Copy out all lines carrying the word "name".
--- start ---
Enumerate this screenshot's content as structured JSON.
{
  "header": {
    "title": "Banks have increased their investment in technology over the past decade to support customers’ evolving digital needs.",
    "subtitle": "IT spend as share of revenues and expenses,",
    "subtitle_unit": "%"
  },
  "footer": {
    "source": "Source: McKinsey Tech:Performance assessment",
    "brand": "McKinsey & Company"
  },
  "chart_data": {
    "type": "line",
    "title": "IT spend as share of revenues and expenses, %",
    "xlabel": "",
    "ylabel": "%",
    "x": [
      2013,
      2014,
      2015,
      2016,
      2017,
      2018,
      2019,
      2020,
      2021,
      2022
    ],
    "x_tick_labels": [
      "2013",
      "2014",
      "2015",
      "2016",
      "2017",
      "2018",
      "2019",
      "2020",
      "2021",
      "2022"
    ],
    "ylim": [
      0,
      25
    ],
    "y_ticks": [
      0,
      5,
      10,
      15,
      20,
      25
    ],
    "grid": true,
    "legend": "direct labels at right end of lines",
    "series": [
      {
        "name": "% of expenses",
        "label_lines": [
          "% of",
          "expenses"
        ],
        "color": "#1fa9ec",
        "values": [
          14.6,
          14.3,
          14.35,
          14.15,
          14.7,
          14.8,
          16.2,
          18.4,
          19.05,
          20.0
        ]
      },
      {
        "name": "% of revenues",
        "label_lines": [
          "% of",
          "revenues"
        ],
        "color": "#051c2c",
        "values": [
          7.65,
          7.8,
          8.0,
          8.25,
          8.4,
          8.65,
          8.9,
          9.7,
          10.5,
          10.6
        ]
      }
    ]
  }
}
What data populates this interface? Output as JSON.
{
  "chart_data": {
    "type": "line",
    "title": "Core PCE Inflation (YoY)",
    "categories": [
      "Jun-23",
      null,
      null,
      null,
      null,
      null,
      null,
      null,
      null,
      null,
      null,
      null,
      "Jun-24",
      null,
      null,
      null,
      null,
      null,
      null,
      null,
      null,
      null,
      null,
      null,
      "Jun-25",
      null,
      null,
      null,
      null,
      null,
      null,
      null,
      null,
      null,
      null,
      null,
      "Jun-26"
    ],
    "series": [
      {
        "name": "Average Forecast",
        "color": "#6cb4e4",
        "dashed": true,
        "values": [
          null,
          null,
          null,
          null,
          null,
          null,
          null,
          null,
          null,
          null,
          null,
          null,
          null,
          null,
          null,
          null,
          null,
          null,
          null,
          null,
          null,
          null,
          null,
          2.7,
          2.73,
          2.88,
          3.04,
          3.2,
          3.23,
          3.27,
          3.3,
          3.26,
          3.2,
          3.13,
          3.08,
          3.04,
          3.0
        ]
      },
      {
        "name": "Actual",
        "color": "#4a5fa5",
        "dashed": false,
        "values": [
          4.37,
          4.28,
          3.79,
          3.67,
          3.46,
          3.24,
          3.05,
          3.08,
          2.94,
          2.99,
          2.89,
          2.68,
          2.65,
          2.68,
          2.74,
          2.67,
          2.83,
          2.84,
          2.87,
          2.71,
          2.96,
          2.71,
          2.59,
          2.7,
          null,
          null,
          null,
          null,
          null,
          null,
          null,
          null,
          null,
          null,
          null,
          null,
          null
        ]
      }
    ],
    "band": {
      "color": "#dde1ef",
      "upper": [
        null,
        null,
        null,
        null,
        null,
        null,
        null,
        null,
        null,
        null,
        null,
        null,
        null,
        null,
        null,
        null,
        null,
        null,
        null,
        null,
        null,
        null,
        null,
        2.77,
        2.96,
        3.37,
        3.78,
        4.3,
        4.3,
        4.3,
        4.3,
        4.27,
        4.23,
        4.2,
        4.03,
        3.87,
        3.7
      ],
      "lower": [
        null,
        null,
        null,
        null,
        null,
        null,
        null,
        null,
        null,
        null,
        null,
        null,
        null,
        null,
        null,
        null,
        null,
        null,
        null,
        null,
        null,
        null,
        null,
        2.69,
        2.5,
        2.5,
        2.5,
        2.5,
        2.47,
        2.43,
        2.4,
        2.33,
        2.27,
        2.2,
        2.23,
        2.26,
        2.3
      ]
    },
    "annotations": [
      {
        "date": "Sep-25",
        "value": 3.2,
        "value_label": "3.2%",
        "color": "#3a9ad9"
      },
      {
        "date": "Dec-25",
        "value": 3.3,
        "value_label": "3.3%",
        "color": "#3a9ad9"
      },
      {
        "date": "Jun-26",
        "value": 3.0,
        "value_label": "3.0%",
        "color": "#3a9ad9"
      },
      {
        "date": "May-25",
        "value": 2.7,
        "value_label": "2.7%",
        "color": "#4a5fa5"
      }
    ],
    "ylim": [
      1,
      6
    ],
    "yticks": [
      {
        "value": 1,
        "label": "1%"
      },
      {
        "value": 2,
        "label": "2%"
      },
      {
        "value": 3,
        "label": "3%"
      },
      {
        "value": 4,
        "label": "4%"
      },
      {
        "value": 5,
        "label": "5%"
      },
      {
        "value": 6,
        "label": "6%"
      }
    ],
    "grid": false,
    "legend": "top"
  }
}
--- end ---
> _Written reply_
        "name": "% of expenses",
        "name": "% of revenues",
        "name": "Average Forecast",
        "name": "Actual",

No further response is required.